__Request__
Work through the entries below and report how many lines include "Подпрограмма". The number alone is the answer.
:: Data supplied ::
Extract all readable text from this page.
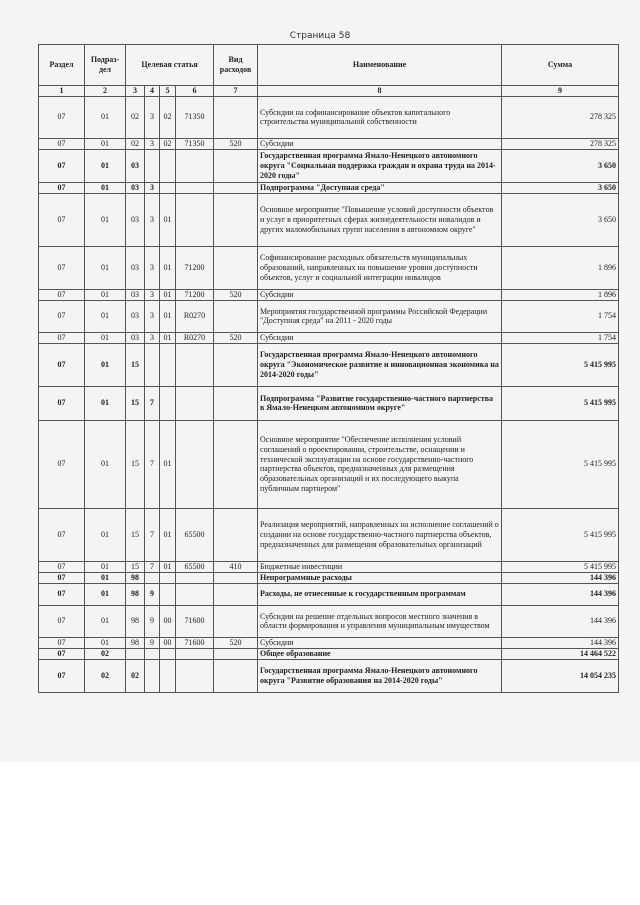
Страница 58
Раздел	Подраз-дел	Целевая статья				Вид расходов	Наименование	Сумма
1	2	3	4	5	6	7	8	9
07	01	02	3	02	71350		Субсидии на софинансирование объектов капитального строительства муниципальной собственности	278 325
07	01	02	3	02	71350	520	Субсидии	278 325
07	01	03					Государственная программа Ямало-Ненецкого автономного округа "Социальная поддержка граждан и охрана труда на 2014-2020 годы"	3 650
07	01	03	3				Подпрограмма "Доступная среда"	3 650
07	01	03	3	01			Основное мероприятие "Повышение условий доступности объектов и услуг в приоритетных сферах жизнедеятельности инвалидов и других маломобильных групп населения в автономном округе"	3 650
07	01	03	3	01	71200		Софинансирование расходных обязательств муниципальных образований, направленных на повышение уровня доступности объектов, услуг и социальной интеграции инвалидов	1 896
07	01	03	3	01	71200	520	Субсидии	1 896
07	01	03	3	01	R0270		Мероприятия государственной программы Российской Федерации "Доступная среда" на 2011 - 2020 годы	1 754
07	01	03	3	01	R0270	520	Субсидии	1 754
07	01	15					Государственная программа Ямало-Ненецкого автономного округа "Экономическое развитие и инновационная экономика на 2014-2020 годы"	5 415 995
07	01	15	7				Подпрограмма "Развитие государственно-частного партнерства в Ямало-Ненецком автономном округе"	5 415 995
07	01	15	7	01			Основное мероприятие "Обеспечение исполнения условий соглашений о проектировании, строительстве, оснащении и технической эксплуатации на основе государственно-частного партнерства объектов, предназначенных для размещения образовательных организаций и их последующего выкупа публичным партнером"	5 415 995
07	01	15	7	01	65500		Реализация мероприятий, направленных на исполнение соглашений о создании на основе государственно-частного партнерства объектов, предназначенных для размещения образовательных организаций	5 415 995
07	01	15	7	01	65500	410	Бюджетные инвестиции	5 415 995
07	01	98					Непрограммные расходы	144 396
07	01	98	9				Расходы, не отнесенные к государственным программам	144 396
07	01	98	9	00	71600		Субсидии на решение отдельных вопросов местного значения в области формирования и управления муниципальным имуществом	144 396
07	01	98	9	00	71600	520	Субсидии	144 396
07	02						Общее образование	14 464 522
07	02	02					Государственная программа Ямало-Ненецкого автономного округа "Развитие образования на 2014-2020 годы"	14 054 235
:::
:: Data supplied ::
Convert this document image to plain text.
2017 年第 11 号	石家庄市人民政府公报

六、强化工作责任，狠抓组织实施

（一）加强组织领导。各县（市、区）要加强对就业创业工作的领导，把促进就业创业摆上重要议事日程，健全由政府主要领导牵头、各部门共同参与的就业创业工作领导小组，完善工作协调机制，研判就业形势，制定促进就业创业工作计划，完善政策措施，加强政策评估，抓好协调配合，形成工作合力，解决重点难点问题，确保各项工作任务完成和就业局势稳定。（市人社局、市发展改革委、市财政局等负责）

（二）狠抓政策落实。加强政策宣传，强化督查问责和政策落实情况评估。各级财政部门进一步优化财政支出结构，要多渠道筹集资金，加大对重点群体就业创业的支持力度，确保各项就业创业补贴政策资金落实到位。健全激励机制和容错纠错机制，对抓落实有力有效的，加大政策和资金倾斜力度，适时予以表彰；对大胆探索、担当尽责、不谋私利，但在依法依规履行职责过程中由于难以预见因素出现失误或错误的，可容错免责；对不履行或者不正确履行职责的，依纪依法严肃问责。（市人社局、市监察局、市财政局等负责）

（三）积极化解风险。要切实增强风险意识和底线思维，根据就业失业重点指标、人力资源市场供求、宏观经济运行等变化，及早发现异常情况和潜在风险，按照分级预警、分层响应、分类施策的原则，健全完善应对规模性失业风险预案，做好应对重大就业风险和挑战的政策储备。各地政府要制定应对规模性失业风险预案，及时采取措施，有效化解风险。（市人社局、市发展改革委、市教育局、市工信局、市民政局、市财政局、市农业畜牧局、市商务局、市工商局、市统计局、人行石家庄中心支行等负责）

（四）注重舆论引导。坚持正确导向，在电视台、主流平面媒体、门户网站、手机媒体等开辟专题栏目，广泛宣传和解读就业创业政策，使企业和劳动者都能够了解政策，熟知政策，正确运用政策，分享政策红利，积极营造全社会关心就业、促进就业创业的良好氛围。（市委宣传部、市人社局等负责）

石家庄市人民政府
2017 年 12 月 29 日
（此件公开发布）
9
:::
:: Data supplied ::
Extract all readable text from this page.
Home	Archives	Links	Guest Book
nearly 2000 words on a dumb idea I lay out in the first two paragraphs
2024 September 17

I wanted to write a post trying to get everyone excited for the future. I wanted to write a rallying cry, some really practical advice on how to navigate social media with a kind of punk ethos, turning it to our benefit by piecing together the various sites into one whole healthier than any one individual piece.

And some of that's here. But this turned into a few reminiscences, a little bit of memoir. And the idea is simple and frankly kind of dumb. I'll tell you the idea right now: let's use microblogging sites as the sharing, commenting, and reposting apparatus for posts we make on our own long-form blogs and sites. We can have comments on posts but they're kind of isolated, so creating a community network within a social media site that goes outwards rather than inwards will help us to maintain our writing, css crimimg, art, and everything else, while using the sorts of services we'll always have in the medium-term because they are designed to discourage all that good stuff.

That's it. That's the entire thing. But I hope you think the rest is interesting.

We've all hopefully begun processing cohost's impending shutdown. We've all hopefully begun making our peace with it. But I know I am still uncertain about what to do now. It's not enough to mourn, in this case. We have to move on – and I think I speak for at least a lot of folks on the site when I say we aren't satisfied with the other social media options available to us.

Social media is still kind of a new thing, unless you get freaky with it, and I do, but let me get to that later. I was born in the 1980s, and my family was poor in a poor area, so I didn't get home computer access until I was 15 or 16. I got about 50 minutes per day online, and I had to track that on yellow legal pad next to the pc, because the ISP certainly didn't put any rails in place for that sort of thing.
:::
__Response__
2